Task statement: Please reproduce the listing below line for line, without changing anything.

Given records:
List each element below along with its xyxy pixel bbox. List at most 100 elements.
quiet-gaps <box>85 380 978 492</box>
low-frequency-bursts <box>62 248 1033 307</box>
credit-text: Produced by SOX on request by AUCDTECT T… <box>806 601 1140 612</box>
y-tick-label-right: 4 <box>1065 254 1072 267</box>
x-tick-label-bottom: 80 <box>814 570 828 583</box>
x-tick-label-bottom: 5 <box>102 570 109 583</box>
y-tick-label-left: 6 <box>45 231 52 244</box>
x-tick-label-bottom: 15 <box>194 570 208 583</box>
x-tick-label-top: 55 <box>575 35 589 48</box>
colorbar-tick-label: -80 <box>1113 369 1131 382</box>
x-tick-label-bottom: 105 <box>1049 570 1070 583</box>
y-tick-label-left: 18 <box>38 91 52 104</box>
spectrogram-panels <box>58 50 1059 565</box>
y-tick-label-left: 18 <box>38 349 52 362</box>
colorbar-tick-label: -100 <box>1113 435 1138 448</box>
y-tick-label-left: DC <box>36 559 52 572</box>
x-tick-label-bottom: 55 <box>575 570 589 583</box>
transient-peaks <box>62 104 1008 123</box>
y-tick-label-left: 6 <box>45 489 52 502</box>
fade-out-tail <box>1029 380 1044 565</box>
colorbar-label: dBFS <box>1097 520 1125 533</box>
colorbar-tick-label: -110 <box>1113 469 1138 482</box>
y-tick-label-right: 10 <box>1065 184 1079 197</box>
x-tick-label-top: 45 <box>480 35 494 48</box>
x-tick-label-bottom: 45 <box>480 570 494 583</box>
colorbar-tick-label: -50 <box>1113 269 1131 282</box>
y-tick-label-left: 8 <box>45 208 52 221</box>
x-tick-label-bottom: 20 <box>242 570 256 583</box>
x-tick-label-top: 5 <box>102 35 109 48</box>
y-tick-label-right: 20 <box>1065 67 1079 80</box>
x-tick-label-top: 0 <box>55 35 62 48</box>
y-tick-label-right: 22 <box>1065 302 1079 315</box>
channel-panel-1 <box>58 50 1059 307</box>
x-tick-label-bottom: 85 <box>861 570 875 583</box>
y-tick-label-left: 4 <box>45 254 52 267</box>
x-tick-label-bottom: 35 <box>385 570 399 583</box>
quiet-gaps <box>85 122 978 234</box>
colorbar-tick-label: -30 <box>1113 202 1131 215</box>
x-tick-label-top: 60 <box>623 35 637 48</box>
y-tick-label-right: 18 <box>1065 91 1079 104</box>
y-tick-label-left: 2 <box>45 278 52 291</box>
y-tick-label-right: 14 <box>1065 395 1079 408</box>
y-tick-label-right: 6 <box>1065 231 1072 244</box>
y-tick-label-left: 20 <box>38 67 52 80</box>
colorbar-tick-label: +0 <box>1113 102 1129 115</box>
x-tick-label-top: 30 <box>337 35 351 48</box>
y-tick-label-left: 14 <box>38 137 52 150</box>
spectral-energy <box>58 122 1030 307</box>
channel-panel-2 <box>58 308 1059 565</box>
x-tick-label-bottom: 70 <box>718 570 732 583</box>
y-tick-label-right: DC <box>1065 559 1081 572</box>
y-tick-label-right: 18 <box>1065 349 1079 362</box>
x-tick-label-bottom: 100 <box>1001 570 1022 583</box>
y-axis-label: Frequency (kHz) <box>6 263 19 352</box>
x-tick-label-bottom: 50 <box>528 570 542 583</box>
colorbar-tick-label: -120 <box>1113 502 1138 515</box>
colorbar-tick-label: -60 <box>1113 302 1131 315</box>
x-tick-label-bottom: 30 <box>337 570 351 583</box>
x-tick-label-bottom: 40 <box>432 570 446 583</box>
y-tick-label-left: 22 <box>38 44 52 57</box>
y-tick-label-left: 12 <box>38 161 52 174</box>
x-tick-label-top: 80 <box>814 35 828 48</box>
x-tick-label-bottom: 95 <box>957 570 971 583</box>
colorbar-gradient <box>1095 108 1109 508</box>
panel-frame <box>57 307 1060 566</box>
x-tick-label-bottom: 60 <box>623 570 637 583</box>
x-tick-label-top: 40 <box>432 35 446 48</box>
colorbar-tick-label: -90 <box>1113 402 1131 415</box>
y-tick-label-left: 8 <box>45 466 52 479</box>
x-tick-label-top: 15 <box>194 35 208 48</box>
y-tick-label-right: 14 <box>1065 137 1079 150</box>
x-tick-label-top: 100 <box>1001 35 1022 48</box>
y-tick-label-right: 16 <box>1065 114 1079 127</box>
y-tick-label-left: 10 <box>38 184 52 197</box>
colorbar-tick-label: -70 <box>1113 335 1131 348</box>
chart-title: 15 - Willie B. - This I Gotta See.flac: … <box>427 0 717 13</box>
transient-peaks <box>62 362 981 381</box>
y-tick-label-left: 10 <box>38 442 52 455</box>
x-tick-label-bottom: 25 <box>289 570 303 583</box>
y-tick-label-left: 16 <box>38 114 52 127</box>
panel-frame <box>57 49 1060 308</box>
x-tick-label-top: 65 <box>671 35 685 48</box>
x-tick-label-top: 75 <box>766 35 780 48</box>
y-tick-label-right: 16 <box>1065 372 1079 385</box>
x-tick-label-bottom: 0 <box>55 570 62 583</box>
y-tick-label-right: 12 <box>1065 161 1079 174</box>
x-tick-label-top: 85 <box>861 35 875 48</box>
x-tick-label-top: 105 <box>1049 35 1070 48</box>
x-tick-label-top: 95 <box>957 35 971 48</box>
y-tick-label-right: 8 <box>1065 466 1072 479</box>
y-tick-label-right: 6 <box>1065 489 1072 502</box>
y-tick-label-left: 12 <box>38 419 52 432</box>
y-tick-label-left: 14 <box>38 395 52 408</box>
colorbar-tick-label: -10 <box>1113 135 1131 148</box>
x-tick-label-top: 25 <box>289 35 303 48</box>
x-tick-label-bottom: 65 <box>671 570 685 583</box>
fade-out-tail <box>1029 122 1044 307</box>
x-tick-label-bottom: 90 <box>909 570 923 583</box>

Expected output:
List each element below along with its xyxy pixel bbox. List at most 100 elements.
quiet-gaps <box>85 380 978 492</box>
low-frequency-bursts <box>62 248 1033 307</box>
credit-text: Produced by SOX on request by AUCDTECT T… <box>806 601 1140 612</box>
y-tick-label-right: 4 <box>1065 254 1072 267</box>
x-tick-label-bottom: 80 <box>814 570 828 583</box>
x-tick-label-bottom: 5 <box>102 570 109 583</box>
y-tick-label-left: 6 <box>45 231 52 244</box>
x-tick-label-bottom: 15 <box>194 570 208 583</box>
x-tick-label-top: 55 <box>575 35 589 48</box>
colorbar-tick-label: -80 <box>1113 369 1131 382</box>
x-tick-label-bottom: 105 <box>1049 570 1070 583</box>
y-tick-label-left: 18 <box>38 91 52 104</box>
spectrogram-panels <box>58 50 1059 565</box>
y-tick-label-left: 18 <box>38 349 52 362</box>
colorbar-tick-label: -100 <box>1113 435 1138 448</box>
y-tick-label-left: DC <box>36 559 52 572</box>
x-tick-label-bottom: 55 <box>575 570 589 583</box>
transient-peaks <box>62 104 1008 123</box>
y-tick-label-left: 6 <box>45 489 52 502</box>
fade-out-tail <box>1029 380 1044 565</box>
colorbar-label: dBFS <box>1097 520 1125 533</box>
colorbar-tick-label: -110 <box>1113 469 1138 482</box>
y-tick-label-right: 10 <box>1065 184 1079 197</box>
x-tick-label-top: 45 <box>480 35 494 48</box>
x-tick-label-bottom: 45 <box>480 570 494 583</box>
colorbar-tick-label: -50 <box>1113 269 1131 282</box>
y-tick-label-left: 8 <box>45 208 52 221</box>
x-tick-label-bottom: 20 <box>242 570 256 583</box>
x-tick-label-top: 5 <box>102 35 109 48</box>
y-tick-label-right: 20 <box>1065 67 1079 80</box>
x-tick-label-top: 0 <box>55 35 62 48</box>
y-tick-label-right: 22 <box>1065 302 1079 315</box>
channel-panel-1 <box>58 50 1059 307</box>
x-tick-label-bottom: 85 <box>861 570 875 583</box>
y-tick-label-left: 4 <box>45 254 52 267</box>
x-tick-label-bottom: 35 <box>385 570 399 583</box>
quiet-gaps <box>85 122 978 234</box>
colorbar-tick-label: -30 <box>1113 202 1131 215</box>
x-tick-label-top: 60 <box>623 35 637 48</box>
y-tick-label-right: 18 <box>1065 91 1079 104</box>
y-tick-label-left: 2 <box>45 278 52 291</box>
y-tick-label-right: 14 <box>1065 395 1079 408</box>
y-tick-label-right: 6 <box>1065 231 1072 244</box>
y-tick-label-left: 20 <box>38 67 52 80</box>
colorbar-tick-label: +0 <box>1113 102 1129 115</box>
x-tick-label-top: 30 <box>337 35 351 48</box>
y-tick-label-left: 14 <box>38 137 52 150</box>
spectral-energy <box>58 122 1030 307</box>
channel-panel-2 <box>58 308 1059 565</box>
x-tick-label-bottom: 70 <box>718 570 732 583</box>
y-tick-label-right: DC <box>1065 559 1081 572</box>
y-tick-label-right: 18 <box>1065 349 1079 362</box>
x-tick-label-bottom: 100 <box>1001 570 1022 583</box>
y-axis-label: Frequency (kHz) <box>6 263 19 352</box>
x-tick-label-bottom: 50 <box>528 570 542 583</box>
colorbar-tick-label: -120 <box>1113 502 1138 515</box>
colorbar-tick-label: -60 <box>1113 302 1131 315</box>
x-tick-label-bottom: 30 <box>337 570 351 583</box>
x-tick-label-bottom: 40 <box>432 570 446 583</box>
y-tick-label-left: 22 <box>38 44 52 57</box>
y-tick-label-left: 12 <box>38 161 52 174</box>
x-tick-label-top: 80 <box>814 35 828 48</box>
x-tick-label-bottom: 95 <box>957 570 971 583</box>
colorbar-gradient <box>1095 108 1109 508</box>
panel-frame <box>57 307 1060 566</box>
x-tick-label-bottom: 60 <box>623 570 637 583</box>
x-tick-label-top: 40 <box>432 35 446 48</box>
colorbar-tick-label: -90 <box>1113 402 1131 415</box>
y-tick-label-left: 8 <box>45 466 52 479</box>
x-tick-label-top: 15 <box>194 35 208 48</box>
y-tick-label-right: 14 <box>1065 137 1079 150</box>
x-tick-label-top: 100 <box>1001 35 1022 48</box>
y-tick-label-right: 16 <box>1065 114 1079 127</box>
y-tick-label-left: 10 <box>38 184 52 197</box>
colorbar-tick-label: -70 <box>1113 335 1131 348</box>
chart-title: 15 - Willie B. - This I Gotta See.flac: … <box>427 0 717 13</box>
transient-peaks <box>62 362 981 381</box>
y-tick-label-left: 10 <box>38 442 52 455</box>
x-tick-label-bottom: 25 <box>289 570 303 583</box>
y-tick-label-left: 16 <box>38 114 52 127</box>
panel-frame <box>57 49 1060 308</box>
x-tick-label-top: 65 <box>671 35 685 48</box>
x-tick-label-top: 75 <box>766 35 780 48</box>
y-tick-label-right: 16 <box>1065 372 1079 385</box>
x-tick-label-bottom: 0 <box>55 570 62 583</box>
y-tick-label-right: 12 <box>1065 161 1079 174</box>
x-tick-label-top: 85 <box>861 35 875 48</box>
x-tick-label-top: 105 <box>1049 35 1070 48</box>
x-tick-label-top: 95 <box>957 35 971 48</box>
y-tick-label-right: 8 <box>1065 466 1072 479</box>
y-tick-label-right: 6 <box>1065 489 1072 502</box>
y-tick-label-left: 12 <box>38 419 52 432</box>
y-tick-label-left: 14 <box>38 395 52 408</box>
colorbar-tick-label: -10 <box>1113 135 1131 148</box>
x-tick-label-top: 25 <box>289 35 303 48</box>
x-tick-label-bottom: 65 <box>671 570 685 583</box>
fade-out-tail <box>1029 122 1044 307</box>
x-tick-label-bottom: 90 <box>909 570 923 583</box>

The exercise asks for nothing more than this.